EXERCISE AIM | Repeat every record below exactly, but leave out any pictures.

DATA SUPPLIED |
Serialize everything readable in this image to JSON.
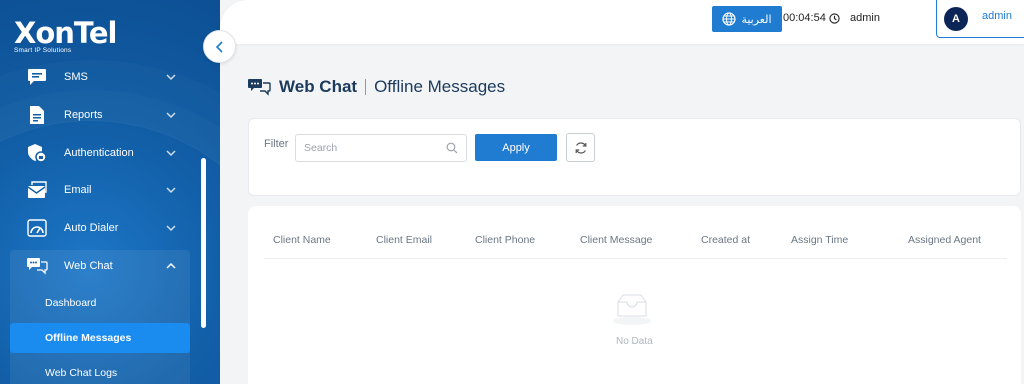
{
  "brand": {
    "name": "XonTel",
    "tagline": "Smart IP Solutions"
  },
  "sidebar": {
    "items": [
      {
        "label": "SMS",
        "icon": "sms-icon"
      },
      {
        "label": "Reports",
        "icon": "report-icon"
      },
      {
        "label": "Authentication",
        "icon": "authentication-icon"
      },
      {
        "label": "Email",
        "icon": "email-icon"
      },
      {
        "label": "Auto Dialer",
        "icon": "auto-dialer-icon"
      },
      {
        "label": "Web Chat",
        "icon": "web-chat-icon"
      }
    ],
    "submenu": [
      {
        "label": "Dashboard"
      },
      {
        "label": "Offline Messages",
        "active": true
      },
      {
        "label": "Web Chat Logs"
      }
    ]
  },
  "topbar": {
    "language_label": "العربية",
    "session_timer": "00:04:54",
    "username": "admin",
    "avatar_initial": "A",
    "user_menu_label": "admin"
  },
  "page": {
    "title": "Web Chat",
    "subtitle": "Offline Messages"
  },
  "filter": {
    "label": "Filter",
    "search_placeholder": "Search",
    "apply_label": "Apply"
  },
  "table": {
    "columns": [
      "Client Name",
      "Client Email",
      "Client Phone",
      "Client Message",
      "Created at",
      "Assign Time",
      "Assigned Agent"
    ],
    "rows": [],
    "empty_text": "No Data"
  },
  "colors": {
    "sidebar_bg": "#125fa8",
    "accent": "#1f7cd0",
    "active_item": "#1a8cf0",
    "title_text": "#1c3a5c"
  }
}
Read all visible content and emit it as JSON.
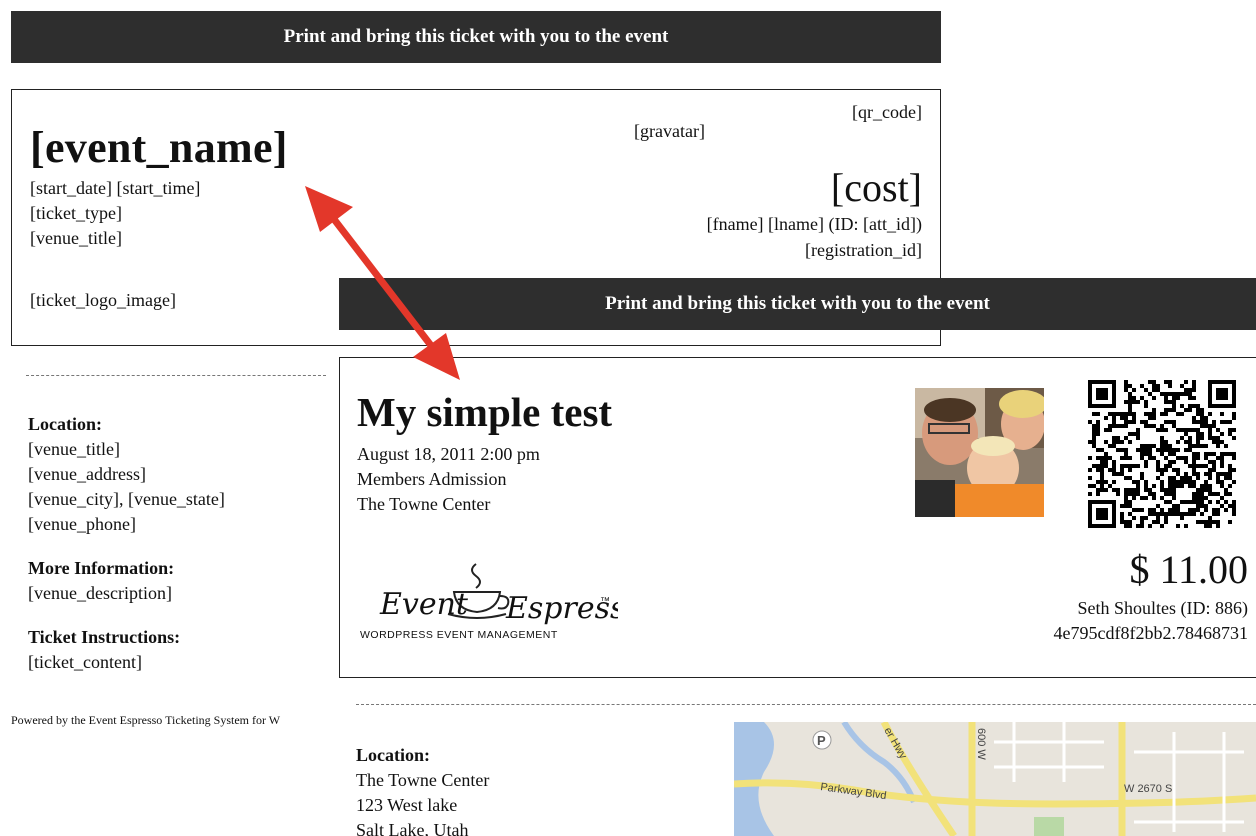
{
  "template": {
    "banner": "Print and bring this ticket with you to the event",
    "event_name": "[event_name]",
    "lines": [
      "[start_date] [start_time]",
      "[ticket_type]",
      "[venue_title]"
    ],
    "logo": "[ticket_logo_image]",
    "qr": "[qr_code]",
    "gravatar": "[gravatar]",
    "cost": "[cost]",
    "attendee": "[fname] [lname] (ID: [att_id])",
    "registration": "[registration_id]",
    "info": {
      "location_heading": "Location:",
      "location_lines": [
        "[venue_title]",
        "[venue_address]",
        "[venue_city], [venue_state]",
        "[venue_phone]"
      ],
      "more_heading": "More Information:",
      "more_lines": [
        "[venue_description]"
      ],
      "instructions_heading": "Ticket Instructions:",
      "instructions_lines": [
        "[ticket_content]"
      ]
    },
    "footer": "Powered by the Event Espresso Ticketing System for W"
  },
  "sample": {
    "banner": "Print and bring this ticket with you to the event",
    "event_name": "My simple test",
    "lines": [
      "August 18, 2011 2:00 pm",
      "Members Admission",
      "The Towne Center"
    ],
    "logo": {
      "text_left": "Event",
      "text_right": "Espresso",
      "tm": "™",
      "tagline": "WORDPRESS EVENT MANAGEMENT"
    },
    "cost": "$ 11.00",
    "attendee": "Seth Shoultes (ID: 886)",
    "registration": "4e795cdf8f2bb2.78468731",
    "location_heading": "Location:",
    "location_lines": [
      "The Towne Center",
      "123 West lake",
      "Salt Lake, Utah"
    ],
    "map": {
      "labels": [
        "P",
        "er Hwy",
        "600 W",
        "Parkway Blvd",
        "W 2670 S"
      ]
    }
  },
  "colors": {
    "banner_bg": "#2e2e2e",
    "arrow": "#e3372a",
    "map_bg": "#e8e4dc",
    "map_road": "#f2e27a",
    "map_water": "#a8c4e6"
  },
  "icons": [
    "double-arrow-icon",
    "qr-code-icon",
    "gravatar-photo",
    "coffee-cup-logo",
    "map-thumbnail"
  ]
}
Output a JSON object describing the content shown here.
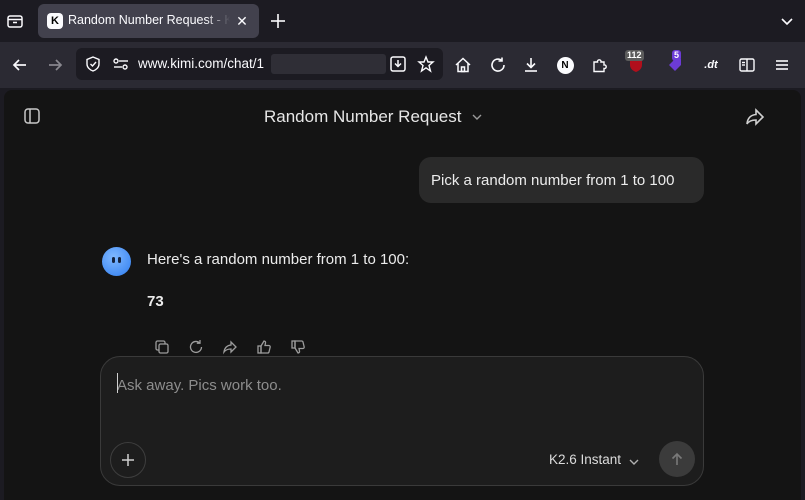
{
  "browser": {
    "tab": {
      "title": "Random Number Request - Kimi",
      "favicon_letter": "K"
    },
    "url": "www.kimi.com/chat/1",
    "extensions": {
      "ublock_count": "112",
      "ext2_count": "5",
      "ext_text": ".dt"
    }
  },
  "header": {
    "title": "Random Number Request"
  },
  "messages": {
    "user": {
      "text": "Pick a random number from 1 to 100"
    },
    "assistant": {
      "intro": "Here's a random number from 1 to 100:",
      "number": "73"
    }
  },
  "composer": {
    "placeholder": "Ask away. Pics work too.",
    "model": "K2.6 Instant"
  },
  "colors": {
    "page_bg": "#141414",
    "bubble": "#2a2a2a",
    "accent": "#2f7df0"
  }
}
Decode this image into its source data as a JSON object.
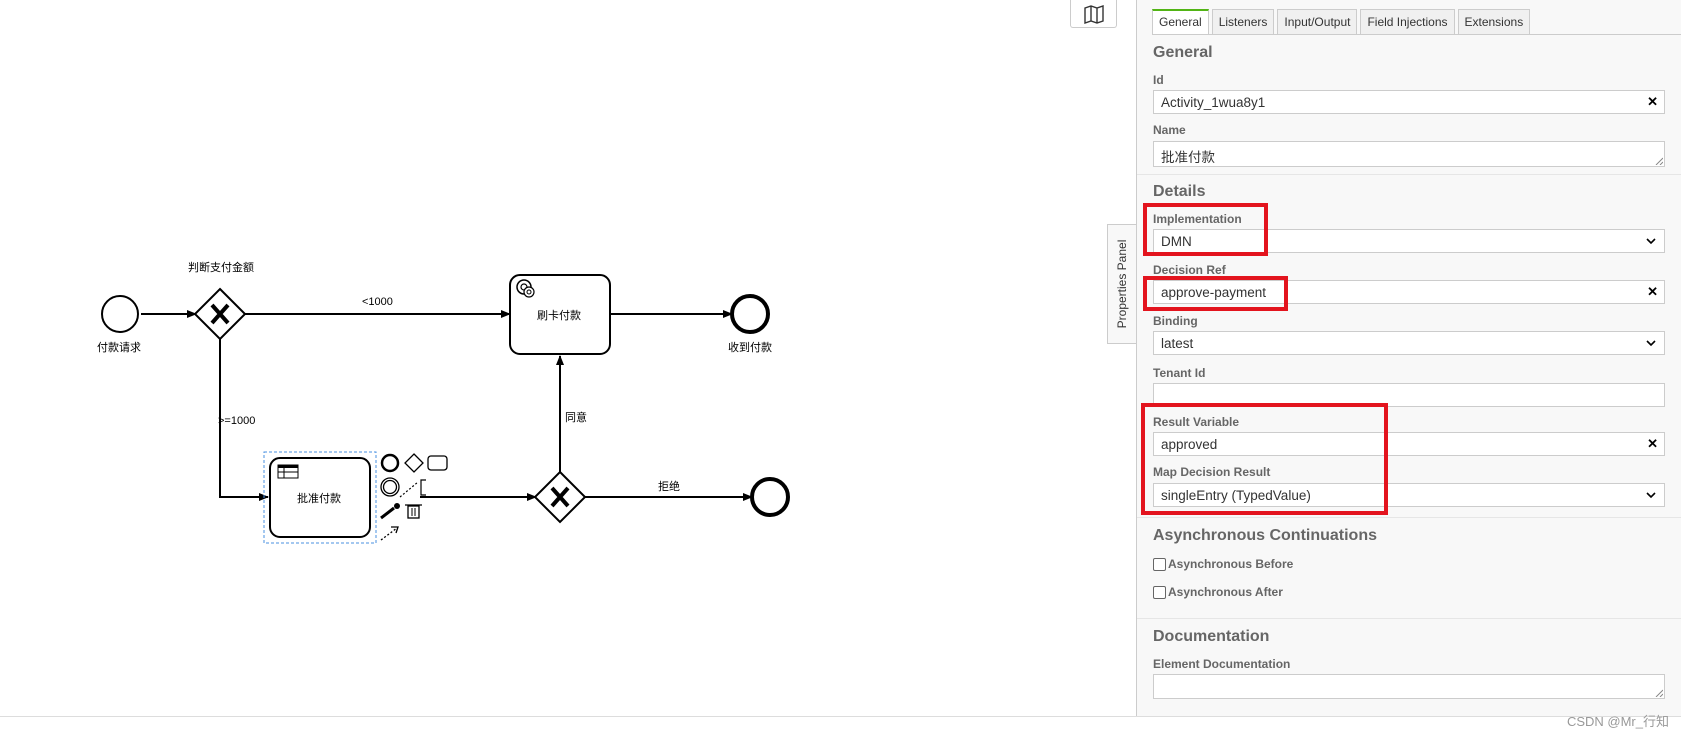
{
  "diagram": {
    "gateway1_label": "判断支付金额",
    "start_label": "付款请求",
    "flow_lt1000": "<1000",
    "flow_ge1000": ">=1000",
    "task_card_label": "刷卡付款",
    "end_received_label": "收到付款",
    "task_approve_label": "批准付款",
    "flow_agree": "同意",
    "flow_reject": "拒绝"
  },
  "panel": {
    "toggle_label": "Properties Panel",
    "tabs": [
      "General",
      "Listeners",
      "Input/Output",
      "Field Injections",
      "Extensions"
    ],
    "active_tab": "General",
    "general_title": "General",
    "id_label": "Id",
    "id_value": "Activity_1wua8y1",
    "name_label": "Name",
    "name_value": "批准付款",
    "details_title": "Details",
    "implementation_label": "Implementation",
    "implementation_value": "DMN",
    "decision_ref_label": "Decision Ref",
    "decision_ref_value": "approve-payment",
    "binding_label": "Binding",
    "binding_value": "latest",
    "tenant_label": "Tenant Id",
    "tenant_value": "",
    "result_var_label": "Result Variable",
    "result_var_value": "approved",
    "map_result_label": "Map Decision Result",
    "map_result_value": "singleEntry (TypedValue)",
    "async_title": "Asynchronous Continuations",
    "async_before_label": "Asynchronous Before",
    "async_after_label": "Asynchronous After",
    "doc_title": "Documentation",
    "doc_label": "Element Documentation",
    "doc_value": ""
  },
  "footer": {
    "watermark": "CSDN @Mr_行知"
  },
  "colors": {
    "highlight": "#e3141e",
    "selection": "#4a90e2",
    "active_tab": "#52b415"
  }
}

FINAL RESULT |
Serialize everything readable in this image to JSON.
{
  "brand": {
    "name": "XonTel",
    "tagline": "Smart IP Solutions"
  },
  "sidebar": {
    "items": [
      {
        "label": "SMS",
        "icon": "sms-icon"
      },
      {
        "label": "Reports",
        "icon": "report-icon"
      },
      {
        "label": "Authentication",
        "icon": "authentication-icon"
      },
      {
        "label": "Email",
        "icon": "email-icon"
      },
      {
        "label": "Auto Dialer",
        "icon": "auto-dialer-icon"
      },
      {
        "label": "Web Chat",
        "icon": "web-chat-icon"
      }
    ],
    "submenu": [
      {
        "label": "Dashboard"
      },
      {
        "label": "Offline Messages",
        "active": true
      },
      {
        "label": "Web Chat Logs"
      }
    ]
  },
  "topbar": {
    "language_label": "العربية",
    "session_timer": "00:04:54",
    "username": "admin",
    "avatar_initial": "A",
    "user_menu_label": "admin"
  },
  "page": {
    "title": "Web Chat",
    "subtitle": "Offline Messages"
  },
  "filter": {
    "label": "Filter",
    "search_placeholder": "Search",
    "apply_label": "Apply"
  },
  "table": {
    "columns": [
      "Client Name",
      "Client Email",
      "Client Phone",
      "Client Message",
      "Created at",
      "Assign Time",
      "Assigned Agent"
    ],
    "rows": [],
    "empty_text": "No Data"
  },
  "colors": {
    "sidebar_bg": "#125fa8",
    "accent": "#1f7cd0",
    "active_item": "#1a8cf0",
    "title_text": "#1c3a5c"
  }
}
Read all visible content and emit it as JSON.
{
  "template": {
    "banner": "Print and bring this ticket with you to the event",
    "event_name": "[event_name]",
    "lines": [
      "[start_date] [start_time]",
      "[ticket_type]",
      "[venue_title]"
    ],
    "logo": "[ticket_logo_image]",
    "qr": "[qr_code]",
    "gravatar": "[gravatar]",
    "cost": "[cost]",
    "attendee": "[fname] [lname] (ID: [att_id])",
    "registration": "[registration_id]",
    "info": {
      "location_heading": "Location:",
      "location_lines": [
        "[venue_title]",
        "[venue_address]",
        "[venue_city], [venue_state]",
        "[venue_phone]"
      ],
      "more_heading": "More Information:",
      "more_lines": [
        "[venue_description]"
      ],
      "instructions_heading": "Ticket Instructions:",
      "instructions_lines": [
        "[ticket_content]"
      ]
    },
    "footer": "Powered by the Event Espresso Ticketing System for W"
  },
  "sample": {
    "banner": "Print and bring this ticket with you to the event",
    "event_name": "My simple test",
    "lines": [
      "August 18, 2011 2:00 pm",
      "Members Admission",
      "The Towne Center"
    ],
    "logo": {
      "text_left": "Event",
      "text_right": "Espresso",
      "tm": "™",
      "tagline": "WORDPRESS EVENT MANAGEMENT"
    },
    "cost": "$ 11.00",
    "attendee": "Seth Shoultes (ID: 886)",
    "registration": "4e795cdf8f2bb2.78468731",
    "location_heading": "Location:",
    "location_lines": [
      "The Towne Center",
      "123 West lake",
      "Salt Lake, Utah"
    ],
    "map": {
      "labels": [
        "P",
        "er Hwy",
        "600 W",
        "Parkway Blvd",
        "W 2670 S"
      ]
    }
  },
  "colors": {
    "banner_bg": "#2e2e2e",
    "arrow": "#e3372a",
    "map_bg": "#e8e4dc",
    "map_road": "#f2e27a",
    "map_water": "#a8c4e6"
  },
  "icons": [
    "double-arrow-icon",
    "qr-code-icon",
    "gravatar-photo",
    "coffee-cup-logo",
    "map-thumbnail"
  ]
}
Output a JSON object describing the content shown here.
{
  "browser": {
    "tab": {
      "title": "Random Number Request - Kimi",
      "favicon_letter": "K"
    },
    "url": "www.kimi.com/chat/1",
    "extensions": {
      "ublock_count": "112",
      "ext2_count": "5",
      "ext_text": ".dt"
    }
  },
  "header": {
    "title": "Random Number Request"
  },
  "messages": {
    "user": {
      "text": "Pick a random number from 1 to 100"
    },
    "assistant": {
      "intro": "Here's a random number from 1 to 100:",
      "number": "73"
    }
  },
  "composer": {
    "placeholder": "Ask away. Pics work too.",
    "model": "K2.6 Instant"
  },
  "colors": {
    "page_bg": "#141414",
    "bubble": "#2a2a2a",
    "accent": "#2f7df0"
  }
}
Decode this image into its source data as a JSON object.
{
  "diagram": {
    "gateway1_label": "判断支付金额",
    "start_label": "付款请求",
    "flow_lt1000": "<1000",
    "flow_ge1000": ">=1000",
    "task_card_label": "刷卡付款",
    "end_received_label": "收到付款",
    "task_approve_label": "批准付款",
    "flow_agree": "同意",
    "flow_reject": "拒绝"
  },
  "panel": {
    "toggle_label": "Properties Panel",
    "tabs": [
      "General",
      "Listeners",
      "Input/Output",
      "Field Injections",
      "Extensions"
    ],
    "active_tab": "General",
    "general_title": "General",
    "id_label": "Id",
    "id_value": "Activity_1wua8y1",
    "name_label": "Name",
    "name_value": "批准付款",
    "details_title": "Details",
    "implementation_label": "Implementation",
    "implementation_value": "DMN",
    "decision_ref_label": "Decision Ref",
    "decision_ref_value": "approve-payment",
    "binding_label": "Binding",
    "binding_value": "latest",
    "tenant_label": "Tenant Id",
    "tenant_value": "",
    "result_var_label": "Result Variable",
    "result_var_value": "approved",
    "map_result_label": "Map Decision Result",
    "map_result_value": "singleEntry (TypedValue)",
    "async_title": "Asynchronous Continuations",
    "async_before_label": "Asynchronous Before",
    "async_after_label": "Asynchronous After",
    "doc_title": "Documentation",
    "doc_label": "Element Documentation",
    "doc_value": ""
  },
  "footer": {
    "watermark": "CSDN @Mr_行知"
  },
  "colors": {
    "highlight": "#e3141e",
    "selection": "#4a90e2",
    "active_tab": "#52b415"
  }
}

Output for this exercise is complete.